Find the string "name" in the records. Copy every line it appears in.

# start of DATASET RECORDS

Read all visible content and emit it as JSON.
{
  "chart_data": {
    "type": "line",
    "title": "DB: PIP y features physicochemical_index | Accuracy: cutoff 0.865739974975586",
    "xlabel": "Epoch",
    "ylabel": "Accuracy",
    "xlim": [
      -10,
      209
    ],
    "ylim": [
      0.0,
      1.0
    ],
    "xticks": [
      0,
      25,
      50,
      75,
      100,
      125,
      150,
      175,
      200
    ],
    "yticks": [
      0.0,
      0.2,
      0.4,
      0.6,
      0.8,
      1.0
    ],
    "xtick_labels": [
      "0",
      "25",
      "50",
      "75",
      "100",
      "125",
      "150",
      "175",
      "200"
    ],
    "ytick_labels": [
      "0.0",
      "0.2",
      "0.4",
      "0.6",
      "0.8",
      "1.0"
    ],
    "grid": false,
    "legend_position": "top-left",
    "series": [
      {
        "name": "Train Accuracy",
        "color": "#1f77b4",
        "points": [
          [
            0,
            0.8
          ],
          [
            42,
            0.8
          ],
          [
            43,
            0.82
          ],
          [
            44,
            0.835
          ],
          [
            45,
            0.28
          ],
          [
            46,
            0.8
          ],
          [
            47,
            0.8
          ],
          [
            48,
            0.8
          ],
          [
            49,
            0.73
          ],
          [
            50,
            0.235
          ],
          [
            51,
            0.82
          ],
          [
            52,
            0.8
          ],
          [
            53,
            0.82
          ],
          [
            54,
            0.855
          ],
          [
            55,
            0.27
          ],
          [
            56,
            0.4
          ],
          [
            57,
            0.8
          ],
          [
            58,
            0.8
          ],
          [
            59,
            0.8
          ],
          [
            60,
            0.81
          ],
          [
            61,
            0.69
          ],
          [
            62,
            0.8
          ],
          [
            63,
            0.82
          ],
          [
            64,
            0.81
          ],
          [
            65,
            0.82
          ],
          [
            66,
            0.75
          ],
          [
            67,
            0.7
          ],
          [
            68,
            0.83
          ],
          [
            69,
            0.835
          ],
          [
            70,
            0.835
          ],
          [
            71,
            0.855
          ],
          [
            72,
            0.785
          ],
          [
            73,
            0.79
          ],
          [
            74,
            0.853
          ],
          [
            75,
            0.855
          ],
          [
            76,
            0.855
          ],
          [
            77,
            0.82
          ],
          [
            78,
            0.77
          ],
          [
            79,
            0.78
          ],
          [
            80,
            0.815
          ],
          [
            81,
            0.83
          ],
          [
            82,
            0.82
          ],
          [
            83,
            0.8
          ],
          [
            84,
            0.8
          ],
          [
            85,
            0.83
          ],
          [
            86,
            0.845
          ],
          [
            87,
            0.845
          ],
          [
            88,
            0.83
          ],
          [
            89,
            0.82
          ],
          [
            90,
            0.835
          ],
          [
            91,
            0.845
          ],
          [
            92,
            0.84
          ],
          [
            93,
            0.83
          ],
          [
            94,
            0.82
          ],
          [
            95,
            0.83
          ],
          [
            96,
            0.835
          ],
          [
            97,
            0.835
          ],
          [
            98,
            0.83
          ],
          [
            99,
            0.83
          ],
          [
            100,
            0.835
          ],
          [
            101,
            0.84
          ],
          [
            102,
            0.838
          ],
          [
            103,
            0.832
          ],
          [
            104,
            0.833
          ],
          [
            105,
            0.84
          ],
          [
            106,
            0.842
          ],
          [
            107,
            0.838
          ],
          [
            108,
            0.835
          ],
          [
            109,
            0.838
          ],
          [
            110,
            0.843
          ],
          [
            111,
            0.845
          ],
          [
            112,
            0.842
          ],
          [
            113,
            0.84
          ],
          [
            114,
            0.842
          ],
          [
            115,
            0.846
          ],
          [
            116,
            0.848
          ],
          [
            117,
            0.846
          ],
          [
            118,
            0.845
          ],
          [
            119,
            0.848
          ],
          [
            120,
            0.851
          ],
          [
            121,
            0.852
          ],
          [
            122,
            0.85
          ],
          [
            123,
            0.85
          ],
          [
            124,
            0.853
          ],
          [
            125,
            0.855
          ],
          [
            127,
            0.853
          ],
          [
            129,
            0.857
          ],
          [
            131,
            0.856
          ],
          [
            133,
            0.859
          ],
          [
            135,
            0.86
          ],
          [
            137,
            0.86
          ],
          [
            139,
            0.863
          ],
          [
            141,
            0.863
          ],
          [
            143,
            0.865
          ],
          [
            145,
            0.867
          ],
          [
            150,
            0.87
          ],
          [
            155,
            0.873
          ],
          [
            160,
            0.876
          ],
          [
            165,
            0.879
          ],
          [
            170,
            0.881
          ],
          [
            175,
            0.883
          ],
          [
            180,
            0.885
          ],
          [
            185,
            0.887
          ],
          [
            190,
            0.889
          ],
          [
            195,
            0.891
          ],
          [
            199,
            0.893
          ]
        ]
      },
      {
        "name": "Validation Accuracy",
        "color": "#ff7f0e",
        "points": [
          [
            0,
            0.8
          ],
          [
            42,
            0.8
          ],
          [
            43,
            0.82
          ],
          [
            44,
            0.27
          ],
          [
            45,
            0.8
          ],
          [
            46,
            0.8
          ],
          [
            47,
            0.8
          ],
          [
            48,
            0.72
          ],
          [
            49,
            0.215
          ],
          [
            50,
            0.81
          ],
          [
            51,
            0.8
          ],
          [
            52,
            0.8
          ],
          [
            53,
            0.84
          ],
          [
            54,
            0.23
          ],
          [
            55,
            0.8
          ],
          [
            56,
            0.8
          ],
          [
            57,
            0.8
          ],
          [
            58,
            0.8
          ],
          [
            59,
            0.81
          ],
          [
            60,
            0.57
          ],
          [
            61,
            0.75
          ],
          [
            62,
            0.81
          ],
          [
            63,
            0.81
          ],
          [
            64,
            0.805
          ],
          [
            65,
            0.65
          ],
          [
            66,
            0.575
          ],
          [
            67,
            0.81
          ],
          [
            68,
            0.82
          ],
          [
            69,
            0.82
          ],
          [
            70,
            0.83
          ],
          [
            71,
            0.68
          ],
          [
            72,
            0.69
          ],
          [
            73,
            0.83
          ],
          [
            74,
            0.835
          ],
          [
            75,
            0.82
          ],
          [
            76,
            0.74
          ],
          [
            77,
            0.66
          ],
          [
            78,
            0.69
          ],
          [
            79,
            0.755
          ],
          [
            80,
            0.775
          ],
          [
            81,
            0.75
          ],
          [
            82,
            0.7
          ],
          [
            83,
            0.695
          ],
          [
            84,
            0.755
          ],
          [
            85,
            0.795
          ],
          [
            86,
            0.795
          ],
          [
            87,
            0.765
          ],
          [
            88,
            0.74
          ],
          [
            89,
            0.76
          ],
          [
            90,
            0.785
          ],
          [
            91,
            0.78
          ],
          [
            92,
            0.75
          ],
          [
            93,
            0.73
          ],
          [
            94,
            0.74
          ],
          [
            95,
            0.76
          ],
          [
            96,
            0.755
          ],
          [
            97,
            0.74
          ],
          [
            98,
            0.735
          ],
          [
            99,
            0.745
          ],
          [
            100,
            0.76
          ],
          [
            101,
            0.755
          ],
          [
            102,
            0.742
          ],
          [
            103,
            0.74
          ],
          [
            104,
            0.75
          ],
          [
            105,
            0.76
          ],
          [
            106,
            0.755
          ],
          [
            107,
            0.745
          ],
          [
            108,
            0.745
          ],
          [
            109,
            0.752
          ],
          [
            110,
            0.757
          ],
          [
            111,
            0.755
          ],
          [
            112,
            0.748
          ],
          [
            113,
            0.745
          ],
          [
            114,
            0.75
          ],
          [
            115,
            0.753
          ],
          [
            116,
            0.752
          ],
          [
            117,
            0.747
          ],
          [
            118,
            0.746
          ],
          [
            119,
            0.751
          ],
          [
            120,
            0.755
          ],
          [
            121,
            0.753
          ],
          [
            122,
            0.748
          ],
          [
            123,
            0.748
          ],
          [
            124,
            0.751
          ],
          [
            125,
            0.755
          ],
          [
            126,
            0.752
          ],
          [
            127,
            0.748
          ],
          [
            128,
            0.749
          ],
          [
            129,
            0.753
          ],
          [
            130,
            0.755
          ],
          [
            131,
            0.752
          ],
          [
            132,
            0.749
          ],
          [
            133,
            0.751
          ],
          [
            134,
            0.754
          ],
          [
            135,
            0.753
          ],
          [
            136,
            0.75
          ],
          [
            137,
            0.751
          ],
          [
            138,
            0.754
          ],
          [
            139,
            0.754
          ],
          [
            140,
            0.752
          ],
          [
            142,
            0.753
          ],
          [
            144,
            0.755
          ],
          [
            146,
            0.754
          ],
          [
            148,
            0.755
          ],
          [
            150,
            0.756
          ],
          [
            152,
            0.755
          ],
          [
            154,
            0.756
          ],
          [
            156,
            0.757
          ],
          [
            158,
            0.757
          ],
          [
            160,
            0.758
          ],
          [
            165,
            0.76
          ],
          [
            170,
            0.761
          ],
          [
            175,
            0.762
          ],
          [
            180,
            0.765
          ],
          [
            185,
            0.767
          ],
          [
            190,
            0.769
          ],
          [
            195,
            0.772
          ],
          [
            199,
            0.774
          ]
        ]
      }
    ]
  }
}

# end of DATASET RECORDS

SOLUTION FOR THIS TASK
        "name": "Train Accuracy",
        "name": "Validation Accuracy",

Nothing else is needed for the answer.